— start of RECORDS PROVIDED —

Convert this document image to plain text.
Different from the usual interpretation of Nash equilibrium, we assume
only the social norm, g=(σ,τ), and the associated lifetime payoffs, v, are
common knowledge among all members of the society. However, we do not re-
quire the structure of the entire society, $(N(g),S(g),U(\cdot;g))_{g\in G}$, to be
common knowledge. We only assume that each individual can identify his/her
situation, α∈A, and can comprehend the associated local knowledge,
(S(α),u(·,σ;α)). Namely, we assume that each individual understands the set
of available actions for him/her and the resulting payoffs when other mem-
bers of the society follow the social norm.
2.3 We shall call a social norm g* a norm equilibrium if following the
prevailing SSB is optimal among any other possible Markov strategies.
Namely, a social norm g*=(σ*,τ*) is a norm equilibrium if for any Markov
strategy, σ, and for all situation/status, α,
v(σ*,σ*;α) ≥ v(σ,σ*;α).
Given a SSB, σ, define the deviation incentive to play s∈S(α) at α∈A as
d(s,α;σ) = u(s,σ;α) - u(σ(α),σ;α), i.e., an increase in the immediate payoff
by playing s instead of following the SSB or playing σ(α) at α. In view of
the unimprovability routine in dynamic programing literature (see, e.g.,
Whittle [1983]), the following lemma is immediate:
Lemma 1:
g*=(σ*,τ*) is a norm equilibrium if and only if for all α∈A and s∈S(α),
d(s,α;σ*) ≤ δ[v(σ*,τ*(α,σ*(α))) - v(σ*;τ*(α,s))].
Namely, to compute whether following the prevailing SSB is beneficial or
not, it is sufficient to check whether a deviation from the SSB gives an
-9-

— end of RECORDS PROVIDED —

- TO BE DONE
Search the lines for the word "following" and report how many contain it, by number only.

- FULL ANSWER
4